**Required task**
Gather the lines that hold the string "Panqueba".

╭─ Task inputs

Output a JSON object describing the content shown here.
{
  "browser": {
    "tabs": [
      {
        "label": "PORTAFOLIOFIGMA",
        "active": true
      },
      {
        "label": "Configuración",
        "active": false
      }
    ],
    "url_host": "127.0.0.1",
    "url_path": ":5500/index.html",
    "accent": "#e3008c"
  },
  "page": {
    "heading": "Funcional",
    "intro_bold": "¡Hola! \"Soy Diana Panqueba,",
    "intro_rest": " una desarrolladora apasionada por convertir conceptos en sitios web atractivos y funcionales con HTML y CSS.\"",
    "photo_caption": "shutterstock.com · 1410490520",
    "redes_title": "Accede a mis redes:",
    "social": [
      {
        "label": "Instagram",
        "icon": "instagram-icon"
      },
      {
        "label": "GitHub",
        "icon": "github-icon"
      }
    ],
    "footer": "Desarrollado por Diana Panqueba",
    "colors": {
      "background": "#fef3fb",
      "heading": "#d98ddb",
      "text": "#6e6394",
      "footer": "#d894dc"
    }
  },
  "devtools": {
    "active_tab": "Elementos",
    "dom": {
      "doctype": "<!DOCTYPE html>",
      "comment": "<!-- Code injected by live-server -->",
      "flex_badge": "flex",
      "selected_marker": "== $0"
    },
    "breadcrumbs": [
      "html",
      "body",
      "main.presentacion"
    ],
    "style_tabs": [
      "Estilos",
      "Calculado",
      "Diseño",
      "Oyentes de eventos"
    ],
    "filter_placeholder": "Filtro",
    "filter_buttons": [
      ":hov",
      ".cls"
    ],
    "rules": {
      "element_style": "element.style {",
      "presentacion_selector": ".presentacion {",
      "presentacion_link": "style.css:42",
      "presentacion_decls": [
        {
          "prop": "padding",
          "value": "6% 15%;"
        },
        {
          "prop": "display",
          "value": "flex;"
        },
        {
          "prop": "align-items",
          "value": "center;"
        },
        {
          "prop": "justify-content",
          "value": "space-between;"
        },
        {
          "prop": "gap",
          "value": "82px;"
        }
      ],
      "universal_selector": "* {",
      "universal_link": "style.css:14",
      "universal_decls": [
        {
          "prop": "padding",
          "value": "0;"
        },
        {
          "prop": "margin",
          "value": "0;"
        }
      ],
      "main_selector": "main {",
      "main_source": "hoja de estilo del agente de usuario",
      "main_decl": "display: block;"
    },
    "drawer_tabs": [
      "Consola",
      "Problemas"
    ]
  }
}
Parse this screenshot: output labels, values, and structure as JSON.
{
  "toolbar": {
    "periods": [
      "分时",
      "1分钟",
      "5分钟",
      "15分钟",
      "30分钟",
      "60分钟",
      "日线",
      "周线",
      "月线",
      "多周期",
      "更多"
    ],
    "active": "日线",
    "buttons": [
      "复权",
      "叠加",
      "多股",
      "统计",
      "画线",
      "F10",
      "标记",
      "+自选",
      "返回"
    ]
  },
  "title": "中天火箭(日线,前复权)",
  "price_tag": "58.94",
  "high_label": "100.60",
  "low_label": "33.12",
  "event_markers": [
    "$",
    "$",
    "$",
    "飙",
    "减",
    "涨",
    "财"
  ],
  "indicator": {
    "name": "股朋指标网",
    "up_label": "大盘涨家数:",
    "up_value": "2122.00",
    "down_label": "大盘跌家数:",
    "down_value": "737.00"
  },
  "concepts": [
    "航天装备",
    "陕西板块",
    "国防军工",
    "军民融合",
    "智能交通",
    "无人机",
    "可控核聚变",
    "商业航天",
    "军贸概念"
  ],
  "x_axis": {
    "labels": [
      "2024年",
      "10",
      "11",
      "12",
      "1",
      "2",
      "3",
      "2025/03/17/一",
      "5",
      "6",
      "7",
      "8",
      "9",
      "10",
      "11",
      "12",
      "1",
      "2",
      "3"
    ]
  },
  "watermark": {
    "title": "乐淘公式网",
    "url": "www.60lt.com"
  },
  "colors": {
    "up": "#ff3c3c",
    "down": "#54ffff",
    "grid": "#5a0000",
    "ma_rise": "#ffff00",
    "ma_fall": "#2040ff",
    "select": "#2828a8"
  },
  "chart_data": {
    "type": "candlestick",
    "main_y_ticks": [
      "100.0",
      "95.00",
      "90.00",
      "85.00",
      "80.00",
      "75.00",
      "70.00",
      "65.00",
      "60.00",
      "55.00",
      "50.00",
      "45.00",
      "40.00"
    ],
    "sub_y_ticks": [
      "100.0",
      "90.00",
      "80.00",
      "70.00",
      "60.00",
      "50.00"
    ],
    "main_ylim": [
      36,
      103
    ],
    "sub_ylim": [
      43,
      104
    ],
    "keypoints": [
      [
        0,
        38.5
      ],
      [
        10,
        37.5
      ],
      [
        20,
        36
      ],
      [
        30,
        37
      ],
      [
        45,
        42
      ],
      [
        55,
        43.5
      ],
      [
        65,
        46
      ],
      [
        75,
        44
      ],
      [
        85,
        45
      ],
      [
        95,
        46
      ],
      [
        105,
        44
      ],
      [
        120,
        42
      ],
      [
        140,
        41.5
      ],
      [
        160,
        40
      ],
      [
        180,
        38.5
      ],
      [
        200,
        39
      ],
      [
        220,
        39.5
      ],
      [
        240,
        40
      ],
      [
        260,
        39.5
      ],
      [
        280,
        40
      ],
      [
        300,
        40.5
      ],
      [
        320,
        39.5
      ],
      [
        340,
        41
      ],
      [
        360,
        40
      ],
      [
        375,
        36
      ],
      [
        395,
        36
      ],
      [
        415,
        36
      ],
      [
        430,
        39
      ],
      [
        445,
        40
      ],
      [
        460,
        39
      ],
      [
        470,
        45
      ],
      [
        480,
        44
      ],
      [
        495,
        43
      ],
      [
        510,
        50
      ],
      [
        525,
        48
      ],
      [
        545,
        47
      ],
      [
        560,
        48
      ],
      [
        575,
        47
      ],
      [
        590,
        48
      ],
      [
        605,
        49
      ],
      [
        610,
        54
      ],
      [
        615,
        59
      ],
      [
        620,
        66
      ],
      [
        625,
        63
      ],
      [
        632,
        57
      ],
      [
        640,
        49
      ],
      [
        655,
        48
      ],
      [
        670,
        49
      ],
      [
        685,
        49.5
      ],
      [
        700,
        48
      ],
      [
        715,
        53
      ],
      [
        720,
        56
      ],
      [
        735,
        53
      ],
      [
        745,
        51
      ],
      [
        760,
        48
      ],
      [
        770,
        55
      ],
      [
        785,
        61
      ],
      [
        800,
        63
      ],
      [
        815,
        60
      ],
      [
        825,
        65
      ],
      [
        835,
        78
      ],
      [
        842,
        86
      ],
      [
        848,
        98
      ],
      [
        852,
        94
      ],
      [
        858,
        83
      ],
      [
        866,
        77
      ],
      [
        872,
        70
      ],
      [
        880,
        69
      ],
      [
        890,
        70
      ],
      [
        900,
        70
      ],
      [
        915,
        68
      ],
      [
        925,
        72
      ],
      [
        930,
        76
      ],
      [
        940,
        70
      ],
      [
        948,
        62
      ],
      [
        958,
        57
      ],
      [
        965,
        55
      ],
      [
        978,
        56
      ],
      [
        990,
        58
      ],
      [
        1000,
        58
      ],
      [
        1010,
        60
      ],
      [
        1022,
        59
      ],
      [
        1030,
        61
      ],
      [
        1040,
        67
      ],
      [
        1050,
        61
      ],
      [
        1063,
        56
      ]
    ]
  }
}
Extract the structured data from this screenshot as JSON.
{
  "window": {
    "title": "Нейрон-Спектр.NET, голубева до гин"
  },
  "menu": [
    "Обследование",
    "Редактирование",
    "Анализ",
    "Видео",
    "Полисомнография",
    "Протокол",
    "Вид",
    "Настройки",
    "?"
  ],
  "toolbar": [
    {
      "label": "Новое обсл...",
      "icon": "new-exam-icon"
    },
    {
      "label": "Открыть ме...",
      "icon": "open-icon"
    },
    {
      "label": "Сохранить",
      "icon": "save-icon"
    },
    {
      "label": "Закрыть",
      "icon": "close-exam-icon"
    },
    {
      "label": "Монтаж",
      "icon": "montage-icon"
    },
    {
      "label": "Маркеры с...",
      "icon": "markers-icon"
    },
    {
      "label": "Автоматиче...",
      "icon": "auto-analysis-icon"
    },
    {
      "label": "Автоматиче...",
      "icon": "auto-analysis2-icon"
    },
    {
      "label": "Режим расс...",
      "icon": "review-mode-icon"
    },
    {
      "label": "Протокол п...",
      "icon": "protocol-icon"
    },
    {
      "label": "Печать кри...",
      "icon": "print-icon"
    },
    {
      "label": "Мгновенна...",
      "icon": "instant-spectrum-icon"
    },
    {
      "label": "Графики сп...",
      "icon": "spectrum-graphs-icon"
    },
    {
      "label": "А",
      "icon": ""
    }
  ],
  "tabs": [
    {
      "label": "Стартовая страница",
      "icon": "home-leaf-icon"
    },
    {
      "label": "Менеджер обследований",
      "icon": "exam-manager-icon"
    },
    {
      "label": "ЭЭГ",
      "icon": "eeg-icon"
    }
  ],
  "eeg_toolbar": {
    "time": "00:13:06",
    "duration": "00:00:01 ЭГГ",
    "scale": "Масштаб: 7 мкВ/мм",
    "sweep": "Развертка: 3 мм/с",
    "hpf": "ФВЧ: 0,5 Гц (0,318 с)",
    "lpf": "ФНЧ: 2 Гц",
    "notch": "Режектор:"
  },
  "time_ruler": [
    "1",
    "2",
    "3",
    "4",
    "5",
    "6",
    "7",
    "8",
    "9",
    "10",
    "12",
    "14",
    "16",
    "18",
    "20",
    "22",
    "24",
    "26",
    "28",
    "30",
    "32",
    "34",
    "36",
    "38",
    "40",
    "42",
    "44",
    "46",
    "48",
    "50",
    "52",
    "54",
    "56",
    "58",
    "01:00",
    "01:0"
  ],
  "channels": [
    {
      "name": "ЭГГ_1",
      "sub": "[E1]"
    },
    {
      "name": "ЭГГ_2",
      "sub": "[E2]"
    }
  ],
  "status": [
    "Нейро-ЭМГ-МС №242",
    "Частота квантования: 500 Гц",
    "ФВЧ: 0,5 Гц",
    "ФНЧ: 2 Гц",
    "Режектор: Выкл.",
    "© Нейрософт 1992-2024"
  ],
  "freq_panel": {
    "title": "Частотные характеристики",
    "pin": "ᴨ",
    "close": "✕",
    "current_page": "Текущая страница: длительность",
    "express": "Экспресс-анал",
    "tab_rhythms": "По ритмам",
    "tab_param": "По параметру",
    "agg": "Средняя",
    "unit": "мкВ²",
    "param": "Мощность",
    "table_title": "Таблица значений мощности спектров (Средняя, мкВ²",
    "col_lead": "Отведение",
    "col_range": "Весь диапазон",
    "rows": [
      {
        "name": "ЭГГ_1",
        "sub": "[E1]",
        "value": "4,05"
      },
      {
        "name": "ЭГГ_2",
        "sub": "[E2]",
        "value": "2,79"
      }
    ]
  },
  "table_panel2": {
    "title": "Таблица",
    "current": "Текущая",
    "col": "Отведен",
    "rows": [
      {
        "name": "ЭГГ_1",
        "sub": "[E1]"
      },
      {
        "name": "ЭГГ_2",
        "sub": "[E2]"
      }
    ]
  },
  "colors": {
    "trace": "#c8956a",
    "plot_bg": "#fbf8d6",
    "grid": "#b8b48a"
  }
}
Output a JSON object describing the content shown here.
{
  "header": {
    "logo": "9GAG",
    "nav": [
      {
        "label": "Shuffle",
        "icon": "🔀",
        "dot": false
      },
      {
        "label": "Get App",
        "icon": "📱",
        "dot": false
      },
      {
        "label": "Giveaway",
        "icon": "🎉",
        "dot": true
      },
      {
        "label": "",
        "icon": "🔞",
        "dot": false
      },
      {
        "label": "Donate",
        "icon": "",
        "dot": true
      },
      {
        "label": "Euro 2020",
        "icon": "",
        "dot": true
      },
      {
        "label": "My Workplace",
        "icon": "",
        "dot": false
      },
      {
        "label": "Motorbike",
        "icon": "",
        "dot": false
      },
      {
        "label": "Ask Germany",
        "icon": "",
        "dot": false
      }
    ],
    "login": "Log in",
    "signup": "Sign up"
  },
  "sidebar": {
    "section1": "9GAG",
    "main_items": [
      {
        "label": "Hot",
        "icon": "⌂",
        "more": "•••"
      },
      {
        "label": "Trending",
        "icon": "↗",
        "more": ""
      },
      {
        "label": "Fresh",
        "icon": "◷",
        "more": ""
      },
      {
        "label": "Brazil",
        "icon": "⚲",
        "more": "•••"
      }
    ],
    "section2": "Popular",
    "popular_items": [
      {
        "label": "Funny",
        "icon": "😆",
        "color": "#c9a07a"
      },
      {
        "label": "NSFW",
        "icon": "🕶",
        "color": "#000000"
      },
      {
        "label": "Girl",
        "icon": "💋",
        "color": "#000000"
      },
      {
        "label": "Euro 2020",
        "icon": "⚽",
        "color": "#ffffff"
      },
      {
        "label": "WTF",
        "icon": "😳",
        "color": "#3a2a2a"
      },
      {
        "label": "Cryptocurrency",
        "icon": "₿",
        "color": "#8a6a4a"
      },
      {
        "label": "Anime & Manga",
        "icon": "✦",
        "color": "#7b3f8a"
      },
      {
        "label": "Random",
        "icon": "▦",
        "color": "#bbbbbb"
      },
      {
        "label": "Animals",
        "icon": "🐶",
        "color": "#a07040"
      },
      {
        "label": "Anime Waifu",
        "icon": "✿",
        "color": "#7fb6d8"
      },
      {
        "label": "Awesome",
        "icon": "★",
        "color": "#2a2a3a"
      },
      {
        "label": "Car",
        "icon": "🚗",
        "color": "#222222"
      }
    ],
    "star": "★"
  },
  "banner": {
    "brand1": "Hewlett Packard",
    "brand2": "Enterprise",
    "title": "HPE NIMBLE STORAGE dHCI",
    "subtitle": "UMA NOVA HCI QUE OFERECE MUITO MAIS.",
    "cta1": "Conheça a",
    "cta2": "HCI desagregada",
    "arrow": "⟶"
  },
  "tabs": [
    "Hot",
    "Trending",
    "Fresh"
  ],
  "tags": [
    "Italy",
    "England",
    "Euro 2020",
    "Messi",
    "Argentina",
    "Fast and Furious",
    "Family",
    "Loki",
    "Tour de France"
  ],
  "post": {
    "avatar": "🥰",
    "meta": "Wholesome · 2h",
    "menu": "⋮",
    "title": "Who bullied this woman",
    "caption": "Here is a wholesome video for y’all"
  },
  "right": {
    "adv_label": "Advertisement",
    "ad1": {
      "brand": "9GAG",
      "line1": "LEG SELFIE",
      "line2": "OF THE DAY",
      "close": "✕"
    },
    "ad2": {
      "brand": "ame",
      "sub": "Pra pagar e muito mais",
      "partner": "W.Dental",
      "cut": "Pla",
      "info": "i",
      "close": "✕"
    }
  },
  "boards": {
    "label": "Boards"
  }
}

╰─

**Response**
    "intro_bold": "¡Hola! \"Soy Diana Panqueba,",
    "footer": "Desarrollado por Diana Panqueba",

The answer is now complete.